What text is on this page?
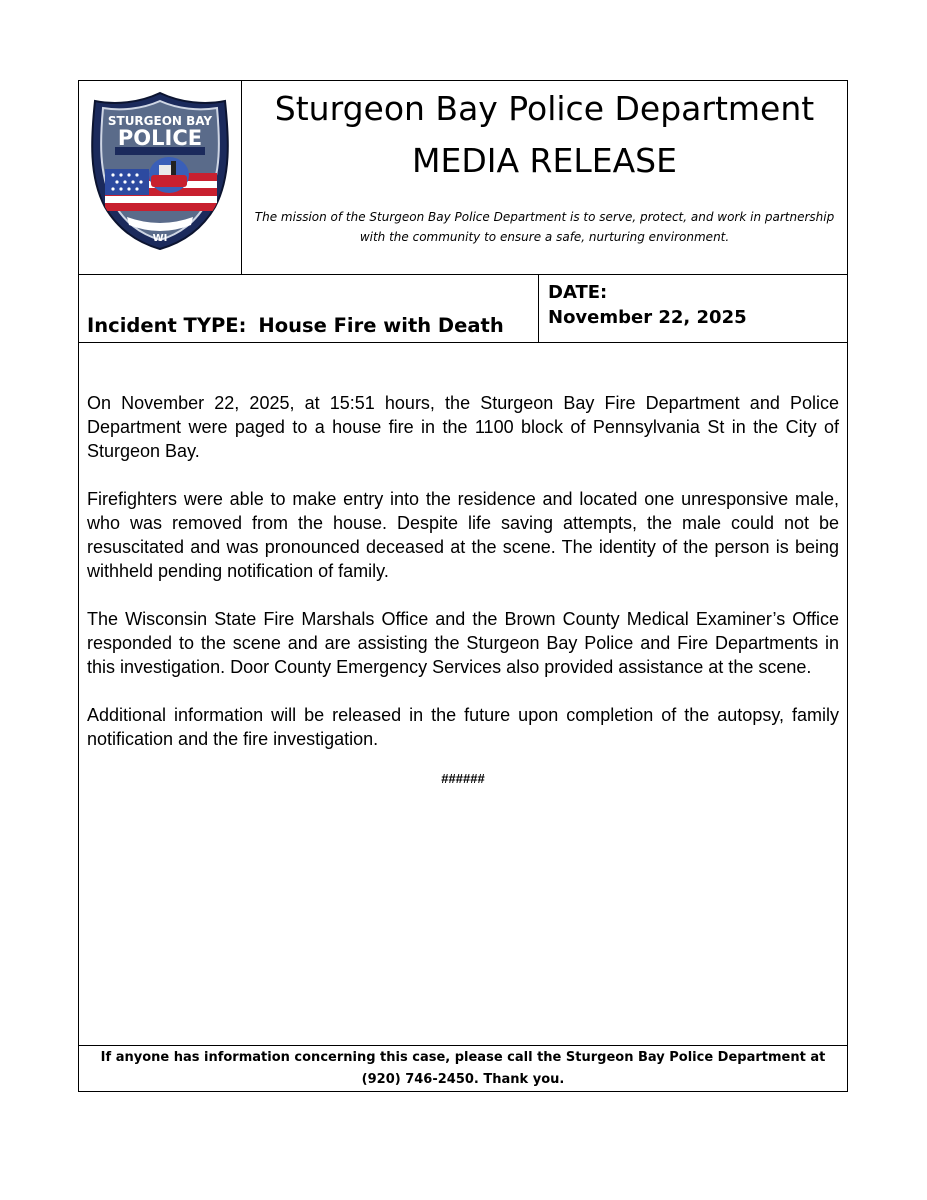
STURGEON BAY
POLICE
WI
Sturgeon Bay Police Department
MEDIA RELEASE
The mission of the Sturgeon Bay Police Department is to serve, protect, and work in partnership with the community to ensure a safe, nurturing environment.
Incident TYPE: House Fire with Death
DATE:
November 22, 2025

On November 22, 2025, at 15:51 hours, the Sturgeon Bay Fire Department and Police Department were paged to a house fire in the 1100 block of Pennsylvania St in the City of Sturgeon Bay.

Firefighters were able to make entry into the residence and located one unresponsive male, who was removed from the house. Despite life saving attempts, the male could not be resuscitated and was pronounced deceased at the scene. The identity of the person is being withheld pending notification of family.

The Wisconsin State Fire Marshals Office and the Brown County Medical Examiner’s Office responded to the scene and are assisting the Sturgeon Bay Police and Fire Departments in this investigation. Door County Emergency Services also provided assistance at the scene.

Additional information will be released in the future upon completion of the autopsy, family notification and the fire investigation.

######
If anyone has information concerning this case, please call the Sturgeon Bay Police Department at (920) 746-2450. Thank you.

> SHORT PROBLEM:
Quote the data above in full, leaving out the pictures it holds.

> ANSWER TO THE PROBLEM:
What text is on this page?
STURGEON BAY
POLICE
WI
Sturgeon Bay Police Department
MEDIA RELEASE
The mission of the Sturgeon Bay Police Department is to serve, protect, and work in partnership with the community to ensure a safe, nurturing environment.
Incident TYPE: House Fire with Death
DATE:
November 22, 2025

On November 22, 2025, at 15:51 hours, the Sturgeon Bay Fire Department and Police Department were paged to a house fire in the 1100 block of Pennsylvania St in the City of Sturgeon Bay.

Firefighters were able to make entry into the residence and located one unresponsive male, who was removed from the house. Despite life saving attempts, the male could not be resuscitated and was pronounced deceased at the scene. The identity of the person is being withheld pending notification of family.

The Wisconsin State Fire Marshals Office and the Brown County Medical Examiner’s Office responded to the scene and are assisting the Sturgeon Bay Police and Fire Departments in this investigation. Door County Emergency Services also provided assistance at the scene.

Additional information will be released in the future upon completion of the autopsy, family notification and the fire investigation.

######
If anyone has information concerning this case, please call the Sturgeon Bay Police Department at (920) 746-2450. Thank you.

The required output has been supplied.